>> begin Material provided

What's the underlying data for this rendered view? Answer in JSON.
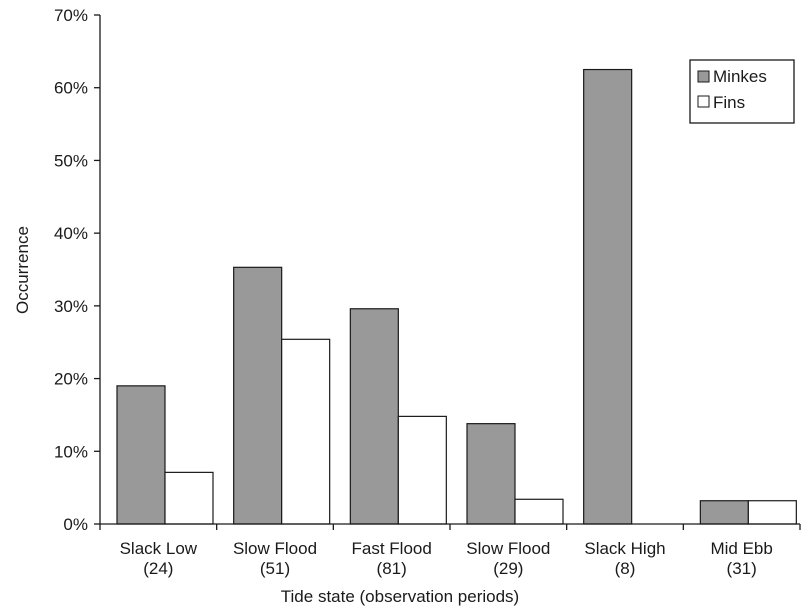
{
  "chart_data": {
    "type": "bar",
    "categories": [
      [
        "Slack Low",
        "(24)"
      ],
      [
        "Slow Flood",
        "(51)"
      ],
      [
        "Fast Flood",
        "(81)"
      ],
      [
        "Slow Flood",
        "(29)"
      ],
      [
        "Slack High",
        "(8)"
      ],
      [
        "Mid Ebb",
        "(31)"
      ]
    ],
    "series": [
      {
        "name": "Minkes",
        "values": [
          19,
          35.3,
          29.6,
          13.8,
          62.5,
          3.2
        ],
        "color": "#999999"
      },
      {
        "name": "Fins",
        "values": [
          7.1,
          25.4,
          14.8,
          3.4,
          0,
          3.2
        ],
        "color": "#ffffff"
      }
    ],
    "yticks": [
      "0%",
      "10%",
      "20%",
      "30%",
      "40%",
      "50%",
      "60%",
      "70%"
    ],
    "ylim": [
      0,
      70
    ],
    "xlabel": "Tide state (observation periods)",
    "ylabel": "Occurrence",
    "legend_position": "top-right",
    "grid": false
  }
}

>> end Material provided

Leave the pictures out and output the rest of the listing exactly.

Task response:
What's the underlying data for this rendered view? Answer in JSON.
{
  "chart_data": {
    "type": "bar",
    "categories": [
      [
        "Slack Low",
        "(24)"
      ],
      [
        "Slow Flood",
        "(51)"
      ],
      [
        "Fast Flood",
        "(81)"
      ],
      [
        "Slow Flood",
        "(29)"
      ],
      [
        "Slack High",
        "(8)"
      ],
      [
        "Mid Ebb",
        "(31)"
      ]
    ],
    "series": [
      {
        "name": "Minkes",
        "values": [
          19,
          35.3,
          29.6,
          13.8,
          62.5,
          3.2
        ],
        "color": "#999999"
      },
      {
        "name": "Fins",
        "values": [
          7.1,
          25.4,
          14.8,
          3.4,
          0,
          3.2
        ],
        "color": "#ffffff"
      }
    ],
    "yticks": [
      "0%",
      "10%",
      "20%",
      "30%",
      "40%",
      "50%",
      "60%",
      "70%"
    ],
    "ylim": [
      0,
      70
    ],
    "xlabel": "Tide state (observation periods)",
    "ylabel": "Occurrence",
    "legend_position": "top-right",
    "grid": false
  }
}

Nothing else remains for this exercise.